(SHORT EXERCISE)
Filter the records below for the word "Inverter". Copy each line that holds it.

(Figure data in JSON)
====
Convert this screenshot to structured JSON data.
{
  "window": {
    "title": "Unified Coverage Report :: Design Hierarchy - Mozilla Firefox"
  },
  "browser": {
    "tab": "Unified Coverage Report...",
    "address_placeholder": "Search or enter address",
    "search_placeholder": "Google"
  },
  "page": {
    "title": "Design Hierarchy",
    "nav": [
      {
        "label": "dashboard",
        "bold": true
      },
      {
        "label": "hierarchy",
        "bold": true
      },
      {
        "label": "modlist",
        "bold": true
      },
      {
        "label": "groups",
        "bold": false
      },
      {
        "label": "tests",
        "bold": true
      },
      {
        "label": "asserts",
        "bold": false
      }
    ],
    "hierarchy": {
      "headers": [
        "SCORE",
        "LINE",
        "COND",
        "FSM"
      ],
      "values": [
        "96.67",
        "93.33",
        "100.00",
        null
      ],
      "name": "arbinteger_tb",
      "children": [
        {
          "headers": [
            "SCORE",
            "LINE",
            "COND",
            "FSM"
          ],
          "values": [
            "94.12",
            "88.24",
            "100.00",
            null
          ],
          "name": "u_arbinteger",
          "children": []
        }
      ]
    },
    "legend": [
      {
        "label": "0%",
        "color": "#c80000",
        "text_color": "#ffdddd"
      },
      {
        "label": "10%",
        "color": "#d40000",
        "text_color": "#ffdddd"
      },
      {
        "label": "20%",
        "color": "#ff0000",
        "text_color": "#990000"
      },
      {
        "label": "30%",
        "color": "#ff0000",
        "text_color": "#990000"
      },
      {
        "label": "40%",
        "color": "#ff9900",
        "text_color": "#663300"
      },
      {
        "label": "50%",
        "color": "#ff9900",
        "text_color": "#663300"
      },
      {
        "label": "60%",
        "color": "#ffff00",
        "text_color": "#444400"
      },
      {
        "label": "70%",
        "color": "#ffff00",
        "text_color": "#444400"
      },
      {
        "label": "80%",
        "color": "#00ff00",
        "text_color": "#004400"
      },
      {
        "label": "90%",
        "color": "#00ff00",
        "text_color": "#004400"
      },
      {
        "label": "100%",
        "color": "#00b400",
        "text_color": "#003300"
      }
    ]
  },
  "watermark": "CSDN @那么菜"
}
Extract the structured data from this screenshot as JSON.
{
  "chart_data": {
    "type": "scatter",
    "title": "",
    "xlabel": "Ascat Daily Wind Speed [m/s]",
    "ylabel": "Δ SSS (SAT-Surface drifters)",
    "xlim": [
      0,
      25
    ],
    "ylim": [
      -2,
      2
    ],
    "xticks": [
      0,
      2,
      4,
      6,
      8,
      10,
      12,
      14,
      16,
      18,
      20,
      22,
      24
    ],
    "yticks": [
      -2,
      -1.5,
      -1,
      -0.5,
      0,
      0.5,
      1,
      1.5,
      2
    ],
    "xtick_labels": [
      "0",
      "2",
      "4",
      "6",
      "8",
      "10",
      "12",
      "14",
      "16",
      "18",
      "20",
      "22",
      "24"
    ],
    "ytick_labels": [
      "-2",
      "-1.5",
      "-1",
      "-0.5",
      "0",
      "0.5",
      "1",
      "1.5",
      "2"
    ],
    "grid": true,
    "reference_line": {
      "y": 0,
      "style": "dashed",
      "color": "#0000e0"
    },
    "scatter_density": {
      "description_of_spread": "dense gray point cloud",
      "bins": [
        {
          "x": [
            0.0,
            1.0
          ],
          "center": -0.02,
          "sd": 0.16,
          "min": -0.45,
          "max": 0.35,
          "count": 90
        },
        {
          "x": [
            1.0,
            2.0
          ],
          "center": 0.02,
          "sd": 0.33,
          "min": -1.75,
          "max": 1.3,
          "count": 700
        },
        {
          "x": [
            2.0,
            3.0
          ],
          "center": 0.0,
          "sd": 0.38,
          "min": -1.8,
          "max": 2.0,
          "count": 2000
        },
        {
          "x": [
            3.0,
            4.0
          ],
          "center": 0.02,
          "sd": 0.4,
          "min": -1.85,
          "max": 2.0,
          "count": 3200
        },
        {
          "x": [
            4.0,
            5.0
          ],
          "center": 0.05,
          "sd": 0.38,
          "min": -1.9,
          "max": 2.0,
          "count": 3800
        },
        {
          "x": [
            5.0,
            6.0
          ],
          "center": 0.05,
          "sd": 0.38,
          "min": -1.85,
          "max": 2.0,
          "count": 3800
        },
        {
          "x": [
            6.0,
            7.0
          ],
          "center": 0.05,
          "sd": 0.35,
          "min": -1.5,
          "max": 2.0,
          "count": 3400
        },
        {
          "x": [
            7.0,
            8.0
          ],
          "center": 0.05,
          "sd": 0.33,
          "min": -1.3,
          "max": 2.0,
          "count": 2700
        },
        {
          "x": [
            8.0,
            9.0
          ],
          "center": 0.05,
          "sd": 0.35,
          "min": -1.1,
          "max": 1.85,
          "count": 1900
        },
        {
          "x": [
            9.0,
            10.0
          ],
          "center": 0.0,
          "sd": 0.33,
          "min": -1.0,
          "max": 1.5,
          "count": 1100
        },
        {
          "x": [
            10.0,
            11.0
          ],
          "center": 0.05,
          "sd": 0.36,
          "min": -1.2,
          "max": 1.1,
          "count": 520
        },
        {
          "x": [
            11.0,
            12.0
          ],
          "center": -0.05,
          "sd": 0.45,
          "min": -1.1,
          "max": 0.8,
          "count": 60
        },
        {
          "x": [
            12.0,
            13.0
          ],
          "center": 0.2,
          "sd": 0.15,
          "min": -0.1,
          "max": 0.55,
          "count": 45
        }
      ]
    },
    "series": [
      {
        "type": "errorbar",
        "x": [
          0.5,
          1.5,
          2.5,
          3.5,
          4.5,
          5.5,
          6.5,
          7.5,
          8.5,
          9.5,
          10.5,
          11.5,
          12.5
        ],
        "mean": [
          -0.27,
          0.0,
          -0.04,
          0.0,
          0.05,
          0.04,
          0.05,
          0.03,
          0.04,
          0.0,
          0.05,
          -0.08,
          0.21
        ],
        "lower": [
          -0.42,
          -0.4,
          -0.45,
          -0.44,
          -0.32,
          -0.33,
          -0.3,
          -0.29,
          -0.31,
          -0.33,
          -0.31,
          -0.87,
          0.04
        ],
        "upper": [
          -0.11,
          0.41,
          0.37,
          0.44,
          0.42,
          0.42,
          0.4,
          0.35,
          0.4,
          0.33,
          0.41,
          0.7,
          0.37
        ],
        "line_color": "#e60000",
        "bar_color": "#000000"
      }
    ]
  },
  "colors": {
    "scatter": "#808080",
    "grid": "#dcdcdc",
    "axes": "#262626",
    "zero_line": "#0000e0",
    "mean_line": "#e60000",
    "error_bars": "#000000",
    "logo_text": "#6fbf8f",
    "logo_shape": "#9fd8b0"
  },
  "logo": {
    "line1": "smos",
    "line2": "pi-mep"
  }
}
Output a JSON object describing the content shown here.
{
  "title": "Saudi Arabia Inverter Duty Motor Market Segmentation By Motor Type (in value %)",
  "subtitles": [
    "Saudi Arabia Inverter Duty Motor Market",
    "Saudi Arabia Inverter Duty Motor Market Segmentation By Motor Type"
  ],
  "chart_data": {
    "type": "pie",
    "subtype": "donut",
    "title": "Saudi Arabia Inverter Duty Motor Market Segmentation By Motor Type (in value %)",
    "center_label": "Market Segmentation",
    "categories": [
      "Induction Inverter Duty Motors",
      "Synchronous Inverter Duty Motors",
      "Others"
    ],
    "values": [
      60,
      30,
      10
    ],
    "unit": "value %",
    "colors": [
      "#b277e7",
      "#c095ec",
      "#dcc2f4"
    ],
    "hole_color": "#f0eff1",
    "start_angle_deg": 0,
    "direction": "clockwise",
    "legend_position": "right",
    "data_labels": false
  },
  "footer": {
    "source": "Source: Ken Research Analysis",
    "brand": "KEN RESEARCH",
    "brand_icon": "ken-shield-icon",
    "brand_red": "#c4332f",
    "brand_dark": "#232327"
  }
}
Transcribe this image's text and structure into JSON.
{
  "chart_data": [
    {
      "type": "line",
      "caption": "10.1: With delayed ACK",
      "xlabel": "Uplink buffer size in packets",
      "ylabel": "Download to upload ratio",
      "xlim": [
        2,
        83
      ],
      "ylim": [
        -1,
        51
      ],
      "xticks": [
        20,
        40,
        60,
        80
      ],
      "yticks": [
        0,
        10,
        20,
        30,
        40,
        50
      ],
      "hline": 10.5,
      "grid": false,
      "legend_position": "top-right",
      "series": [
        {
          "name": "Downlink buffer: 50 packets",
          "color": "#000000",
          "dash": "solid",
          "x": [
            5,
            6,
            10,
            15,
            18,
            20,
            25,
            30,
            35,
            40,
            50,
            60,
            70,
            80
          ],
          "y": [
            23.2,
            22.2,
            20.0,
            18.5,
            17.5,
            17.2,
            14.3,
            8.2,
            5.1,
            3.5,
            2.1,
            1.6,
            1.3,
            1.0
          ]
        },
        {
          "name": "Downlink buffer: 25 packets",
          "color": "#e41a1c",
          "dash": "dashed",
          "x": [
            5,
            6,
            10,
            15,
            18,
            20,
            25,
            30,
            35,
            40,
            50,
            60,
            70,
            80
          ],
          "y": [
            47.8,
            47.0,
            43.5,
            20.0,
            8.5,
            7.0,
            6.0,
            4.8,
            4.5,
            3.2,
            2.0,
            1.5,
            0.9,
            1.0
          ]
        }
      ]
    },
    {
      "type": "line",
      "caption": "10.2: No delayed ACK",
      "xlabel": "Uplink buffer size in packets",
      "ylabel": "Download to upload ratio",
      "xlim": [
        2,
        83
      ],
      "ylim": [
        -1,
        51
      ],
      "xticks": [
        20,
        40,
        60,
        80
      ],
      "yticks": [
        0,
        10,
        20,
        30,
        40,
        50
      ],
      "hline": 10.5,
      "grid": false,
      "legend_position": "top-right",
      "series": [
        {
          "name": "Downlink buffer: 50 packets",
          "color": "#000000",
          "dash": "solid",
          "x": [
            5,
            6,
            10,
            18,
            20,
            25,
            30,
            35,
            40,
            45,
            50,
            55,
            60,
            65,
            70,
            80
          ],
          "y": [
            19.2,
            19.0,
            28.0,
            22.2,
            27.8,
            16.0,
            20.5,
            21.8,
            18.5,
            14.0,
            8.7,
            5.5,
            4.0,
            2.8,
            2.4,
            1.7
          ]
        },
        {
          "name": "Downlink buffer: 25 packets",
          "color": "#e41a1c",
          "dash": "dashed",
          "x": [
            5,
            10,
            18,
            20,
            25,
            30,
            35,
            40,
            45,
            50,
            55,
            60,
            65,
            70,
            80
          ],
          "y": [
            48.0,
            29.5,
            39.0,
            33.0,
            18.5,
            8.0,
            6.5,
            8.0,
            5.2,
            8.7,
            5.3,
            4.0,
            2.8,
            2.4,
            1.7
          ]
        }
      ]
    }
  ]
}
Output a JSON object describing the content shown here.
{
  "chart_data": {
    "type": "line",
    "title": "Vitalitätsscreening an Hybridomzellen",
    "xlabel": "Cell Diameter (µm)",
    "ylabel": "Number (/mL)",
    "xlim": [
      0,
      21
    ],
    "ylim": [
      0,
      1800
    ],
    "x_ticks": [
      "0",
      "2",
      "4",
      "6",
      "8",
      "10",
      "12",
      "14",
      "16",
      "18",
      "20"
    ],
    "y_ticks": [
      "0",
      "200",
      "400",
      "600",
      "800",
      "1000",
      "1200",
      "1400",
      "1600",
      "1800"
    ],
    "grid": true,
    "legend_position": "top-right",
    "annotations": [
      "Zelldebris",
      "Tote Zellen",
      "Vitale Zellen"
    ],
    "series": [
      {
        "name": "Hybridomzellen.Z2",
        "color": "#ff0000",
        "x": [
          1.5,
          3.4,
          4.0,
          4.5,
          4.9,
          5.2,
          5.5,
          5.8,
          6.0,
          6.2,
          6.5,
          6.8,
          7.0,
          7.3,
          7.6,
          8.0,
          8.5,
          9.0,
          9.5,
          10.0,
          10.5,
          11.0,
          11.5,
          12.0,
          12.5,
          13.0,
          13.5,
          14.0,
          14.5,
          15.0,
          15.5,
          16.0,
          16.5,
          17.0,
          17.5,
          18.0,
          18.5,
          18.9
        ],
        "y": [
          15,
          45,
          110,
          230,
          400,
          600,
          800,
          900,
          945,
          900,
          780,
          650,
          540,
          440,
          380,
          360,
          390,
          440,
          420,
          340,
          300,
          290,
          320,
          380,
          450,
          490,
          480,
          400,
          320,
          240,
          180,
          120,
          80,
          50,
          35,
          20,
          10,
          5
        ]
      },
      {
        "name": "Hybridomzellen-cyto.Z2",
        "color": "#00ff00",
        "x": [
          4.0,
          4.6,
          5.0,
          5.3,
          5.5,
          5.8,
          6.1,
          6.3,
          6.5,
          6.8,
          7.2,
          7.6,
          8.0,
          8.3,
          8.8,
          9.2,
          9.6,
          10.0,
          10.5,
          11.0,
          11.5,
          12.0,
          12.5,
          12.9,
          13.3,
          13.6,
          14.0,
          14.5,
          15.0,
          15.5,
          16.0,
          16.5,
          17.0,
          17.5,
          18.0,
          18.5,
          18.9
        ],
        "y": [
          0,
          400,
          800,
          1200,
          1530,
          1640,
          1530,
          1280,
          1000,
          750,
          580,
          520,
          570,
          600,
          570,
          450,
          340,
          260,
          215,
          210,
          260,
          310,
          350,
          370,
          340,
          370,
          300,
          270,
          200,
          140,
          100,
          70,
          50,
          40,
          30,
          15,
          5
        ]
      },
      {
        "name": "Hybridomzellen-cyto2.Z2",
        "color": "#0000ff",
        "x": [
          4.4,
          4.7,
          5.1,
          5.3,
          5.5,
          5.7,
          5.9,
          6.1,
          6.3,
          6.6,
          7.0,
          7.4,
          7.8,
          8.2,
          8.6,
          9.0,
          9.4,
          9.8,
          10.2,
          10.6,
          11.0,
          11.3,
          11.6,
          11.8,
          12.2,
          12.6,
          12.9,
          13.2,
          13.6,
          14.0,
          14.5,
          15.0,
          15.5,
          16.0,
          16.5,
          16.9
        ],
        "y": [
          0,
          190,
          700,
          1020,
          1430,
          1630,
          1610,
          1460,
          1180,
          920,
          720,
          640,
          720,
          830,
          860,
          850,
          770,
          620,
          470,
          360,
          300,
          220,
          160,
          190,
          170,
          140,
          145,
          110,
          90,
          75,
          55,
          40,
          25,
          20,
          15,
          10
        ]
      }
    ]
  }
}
====
(RESULT OF THIS TASK)
  "title": "Saudi Arabia Inverter Duty Motor Market Segmentation By Motor Type (in value %)",
    "Saudi Arabia Inverter Duty Motor Market",
    "Saudi Arabia Inverter Duty Motor Market Segmentation By Motor Type"
    "title": "Saudi Arabia Inverter Duty Motor Market Segmentation By Motor Type (in value %)",
      "Induction Inverter Duty Motors",
      "Synchronous Inverter Duty Motors",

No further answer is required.